Records from a data source
>>>>
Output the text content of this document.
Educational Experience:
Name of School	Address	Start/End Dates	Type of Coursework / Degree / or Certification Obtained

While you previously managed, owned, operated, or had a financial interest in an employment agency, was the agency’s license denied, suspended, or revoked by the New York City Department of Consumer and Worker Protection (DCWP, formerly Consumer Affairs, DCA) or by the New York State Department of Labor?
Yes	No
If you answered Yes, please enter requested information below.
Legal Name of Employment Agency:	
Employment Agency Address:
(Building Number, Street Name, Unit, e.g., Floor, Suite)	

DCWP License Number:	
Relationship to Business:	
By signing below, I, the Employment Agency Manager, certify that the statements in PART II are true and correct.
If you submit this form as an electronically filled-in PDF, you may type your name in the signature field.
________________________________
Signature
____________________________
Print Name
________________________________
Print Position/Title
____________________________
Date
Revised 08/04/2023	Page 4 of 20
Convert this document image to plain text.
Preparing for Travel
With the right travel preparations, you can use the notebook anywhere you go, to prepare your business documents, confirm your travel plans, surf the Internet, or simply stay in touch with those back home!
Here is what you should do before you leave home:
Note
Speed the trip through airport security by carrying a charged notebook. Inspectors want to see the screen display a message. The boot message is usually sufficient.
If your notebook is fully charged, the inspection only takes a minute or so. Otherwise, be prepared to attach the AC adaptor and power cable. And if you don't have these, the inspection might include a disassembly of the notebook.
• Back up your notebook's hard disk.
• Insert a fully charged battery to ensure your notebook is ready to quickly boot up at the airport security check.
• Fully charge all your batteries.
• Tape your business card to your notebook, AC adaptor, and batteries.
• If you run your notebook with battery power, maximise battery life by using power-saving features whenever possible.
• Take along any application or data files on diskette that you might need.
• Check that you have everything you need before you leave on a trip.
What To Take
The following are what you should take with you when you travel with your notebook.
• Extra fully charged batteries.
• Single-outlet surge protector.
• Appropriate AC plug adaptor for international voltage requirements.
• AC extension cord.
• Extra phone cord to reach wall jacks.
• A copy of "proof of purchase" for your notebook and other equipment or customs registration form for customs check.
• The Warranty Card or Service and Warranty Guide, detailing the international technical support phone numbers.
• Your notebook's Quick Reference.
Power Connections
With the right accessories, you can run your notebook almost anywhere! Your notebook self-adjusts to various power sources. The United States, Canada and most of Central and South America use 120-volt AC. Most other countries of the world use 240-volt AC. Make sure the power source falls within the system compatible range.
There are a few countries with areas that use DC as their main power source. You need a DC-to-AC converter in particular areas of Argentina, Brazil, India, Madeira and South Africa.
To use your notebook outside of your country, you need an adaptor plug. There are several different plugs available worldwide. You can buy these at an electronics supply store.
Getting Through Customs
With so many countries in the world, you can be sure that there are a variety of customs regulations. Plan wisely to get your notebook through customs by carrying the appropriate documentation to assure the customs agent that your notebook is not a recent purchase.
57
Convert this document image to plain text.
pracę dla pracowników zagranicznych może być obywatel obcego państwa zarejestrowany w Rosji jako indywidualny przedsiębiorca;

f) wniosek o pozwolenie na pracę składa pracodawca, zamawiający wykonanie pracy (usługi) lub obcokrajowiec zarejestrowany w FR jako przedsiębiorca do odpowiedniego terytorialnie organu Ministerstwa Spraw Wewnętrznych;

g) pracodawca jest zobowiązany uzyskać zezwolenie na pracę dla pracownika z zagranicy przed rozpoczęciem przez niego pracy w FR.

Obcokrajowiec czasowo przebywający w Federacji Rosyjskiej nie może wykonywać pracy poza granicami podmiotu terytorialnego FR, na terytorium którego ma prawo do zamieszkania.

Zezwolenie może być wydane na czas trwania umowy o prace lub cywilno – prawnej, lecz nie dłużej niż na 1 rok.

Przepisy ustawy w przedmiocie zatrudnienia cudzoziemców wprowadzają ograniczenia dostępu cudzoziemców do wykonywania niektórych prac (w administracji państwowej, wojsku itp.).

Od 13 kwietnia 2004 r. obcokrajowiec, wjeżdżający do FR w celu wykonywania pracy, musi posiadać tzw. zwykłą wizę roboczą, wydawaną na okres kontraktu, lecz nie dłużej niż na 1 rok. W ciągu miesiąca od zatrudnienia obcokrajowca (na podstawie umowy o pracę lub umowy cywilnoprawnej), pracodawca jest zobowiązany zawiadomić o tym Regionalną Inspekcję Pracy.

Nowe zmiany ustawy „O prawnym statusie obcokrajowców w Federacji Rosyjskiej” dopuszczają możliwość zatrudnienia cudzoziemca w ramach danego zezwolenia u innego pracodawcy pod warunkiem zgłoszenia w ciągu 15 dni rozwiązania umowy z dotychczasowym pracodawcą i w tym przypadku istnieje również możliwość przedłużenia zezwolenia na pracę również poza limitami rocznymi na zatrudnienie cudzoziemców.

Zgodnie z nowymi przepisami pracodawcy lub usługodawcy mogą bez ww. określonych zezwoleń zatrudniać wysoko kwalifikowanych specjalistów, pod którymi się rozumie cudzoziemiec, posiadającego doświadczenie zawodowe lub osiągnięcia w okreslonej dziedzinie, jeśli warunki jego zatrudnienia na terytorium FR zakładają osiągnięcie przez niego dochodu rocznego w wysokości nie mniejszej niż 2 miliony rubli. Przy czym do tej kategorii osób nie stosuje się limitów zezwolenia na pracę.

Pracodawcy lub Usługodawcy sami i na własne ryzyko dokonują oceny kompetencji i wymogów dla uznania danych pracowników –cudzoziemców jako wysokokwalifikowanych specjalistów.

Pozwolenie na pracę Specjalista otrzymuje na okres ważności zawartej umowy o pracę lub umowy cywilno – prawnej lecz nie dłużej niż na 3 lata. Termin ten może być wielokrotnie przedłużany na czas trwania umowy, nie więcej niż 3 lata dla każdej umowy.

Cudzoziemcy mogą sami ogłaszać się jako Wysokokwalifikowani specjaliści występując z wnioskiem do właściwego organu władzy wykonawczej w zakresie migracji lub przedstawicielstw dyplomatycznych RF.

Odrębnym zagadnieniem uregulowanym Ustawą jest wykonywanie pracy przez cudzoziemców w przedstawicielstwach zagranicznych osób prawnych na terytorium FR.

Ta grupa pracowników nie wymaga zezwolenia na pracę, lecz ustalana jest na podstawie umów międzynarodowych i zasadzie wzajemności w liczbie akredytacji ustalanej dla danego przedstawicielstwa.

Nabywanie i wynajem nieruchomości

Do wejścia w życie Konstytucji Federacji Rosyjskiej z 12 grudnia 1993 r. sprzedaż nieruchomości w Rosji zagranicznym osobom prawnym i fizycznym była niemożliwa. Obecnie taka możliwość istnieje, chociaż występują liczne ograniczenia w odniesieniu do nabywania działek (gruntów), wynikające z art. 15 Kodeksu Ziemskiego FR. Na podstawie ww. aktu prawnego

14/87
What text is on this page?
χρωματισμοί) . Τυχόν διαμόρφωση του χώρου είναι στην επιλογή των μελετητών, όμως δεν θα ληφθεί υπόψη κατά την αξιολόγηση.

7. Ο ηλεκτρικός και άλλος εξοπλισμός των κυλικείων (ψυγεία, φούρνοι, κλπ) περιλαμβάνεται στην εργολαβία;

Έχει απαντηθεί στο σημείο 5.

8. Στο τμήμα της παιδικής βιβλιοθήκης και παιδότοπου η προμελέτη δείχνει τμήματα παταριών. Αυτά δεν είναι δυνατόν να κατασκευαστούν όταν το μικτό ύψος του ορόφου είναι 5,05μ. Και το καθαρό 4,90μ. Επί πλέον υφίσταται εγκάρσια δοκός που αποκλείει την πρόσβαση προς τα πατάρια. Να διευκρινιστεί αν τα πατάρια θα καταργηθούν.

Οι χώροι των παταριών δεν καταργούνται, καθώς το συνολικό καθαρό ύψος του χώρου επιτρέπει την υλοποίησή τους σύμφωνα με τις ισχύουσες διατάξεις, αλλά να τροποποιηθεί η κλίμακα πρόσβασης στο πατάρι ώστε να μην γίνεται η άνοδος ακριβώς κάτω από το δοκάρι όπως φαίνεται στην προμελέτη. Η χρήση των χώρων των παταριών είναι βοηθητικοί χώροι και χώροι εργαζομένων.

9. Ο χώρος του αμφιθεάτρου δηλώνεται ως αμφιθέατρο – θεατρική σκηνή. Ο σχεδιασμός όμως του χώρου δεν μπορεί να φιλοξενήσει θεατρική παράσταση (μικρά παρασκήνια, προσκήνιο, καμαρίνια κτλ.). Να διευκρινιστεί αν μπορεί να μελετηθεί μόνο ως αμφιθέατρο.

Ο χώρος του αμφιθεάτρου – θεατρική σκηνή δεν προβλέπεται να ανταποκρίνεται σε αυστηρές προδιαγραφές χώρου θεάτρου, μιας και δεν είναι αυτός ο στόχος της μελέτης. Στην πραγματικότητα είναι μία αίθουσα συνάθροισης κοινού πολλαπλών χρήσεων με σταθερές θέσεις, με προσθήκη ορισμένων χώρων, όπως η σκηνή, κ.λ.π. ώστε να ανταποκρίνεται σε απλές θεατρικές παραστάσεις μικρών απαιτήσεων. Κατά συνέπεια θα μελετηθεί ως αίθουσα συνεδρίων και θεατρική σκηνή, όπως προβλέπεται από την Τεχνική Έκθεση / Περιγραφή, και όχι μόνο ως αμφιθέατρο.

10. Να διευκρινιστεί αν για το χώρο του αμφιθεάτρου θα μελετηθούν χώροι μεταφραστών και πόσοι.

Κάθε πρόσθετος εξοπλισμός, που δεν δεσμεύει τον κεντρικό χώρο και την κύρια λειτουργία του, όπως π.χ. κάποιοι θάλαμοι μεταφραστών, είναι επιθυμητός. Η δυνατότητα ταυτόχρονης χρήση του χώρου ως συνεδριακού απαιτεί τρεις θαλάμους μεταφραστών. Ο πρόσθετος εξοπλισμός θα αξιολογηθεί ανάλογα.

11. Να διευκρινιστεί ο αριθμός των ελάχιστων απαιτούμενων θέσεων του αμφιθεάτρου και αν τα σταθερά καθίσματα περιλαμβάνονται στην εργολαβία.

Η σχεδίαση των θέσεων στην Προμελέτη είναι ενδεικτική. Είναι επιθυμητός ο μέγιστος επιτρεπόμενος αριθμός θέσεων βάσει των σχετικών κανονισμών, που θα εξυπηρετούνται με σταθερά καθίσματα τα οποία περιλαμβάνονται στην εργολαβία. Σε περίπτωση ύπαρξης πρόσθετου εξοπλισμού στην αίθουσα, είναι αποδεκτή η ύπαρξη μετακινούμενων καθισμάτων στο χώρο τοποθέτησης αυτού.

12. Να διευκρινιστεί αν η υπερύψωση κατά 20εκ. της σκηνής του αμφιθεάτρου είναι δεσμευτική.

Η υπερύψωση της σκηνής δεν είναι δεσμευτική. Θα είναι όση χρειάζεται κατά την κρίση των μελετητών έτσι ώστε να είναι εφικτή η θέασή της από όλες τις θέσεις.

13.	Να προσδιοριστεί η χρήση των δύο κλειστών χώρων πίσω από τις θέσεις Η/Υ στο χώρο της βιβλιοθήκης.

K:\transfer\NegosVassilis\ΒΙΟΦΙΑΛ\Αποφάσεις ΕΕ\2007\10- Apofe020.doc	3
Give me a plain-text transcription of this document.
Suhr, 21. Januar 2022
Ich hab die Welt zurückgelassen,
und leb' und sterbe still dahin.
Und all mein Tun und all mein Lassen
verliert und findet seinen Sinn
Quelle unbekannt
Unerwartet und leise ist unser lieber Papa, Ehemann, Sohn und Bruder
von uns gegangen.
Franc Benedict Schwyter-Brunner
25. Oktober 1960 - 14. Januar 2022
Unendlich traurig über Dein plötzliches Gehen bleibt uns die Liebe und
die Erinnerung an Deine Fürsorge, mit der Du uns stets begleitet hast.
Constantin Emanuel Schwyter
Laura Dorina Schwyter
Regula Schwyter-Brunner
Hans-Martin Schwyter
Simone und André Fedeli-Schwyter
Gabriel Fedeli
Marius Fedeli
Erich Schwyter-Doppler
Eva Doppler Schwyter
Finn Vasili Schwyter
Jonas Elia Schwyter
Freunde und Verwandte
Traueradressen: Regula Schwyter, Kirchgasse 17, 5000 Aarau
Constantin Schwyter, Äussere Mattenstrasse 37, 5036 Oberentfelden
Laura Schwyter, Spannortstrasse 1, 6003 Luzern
<<<<
Written instruction:
Say how many lines in this material hold "χώροι", and say nothing else.

Response to the exercise:
2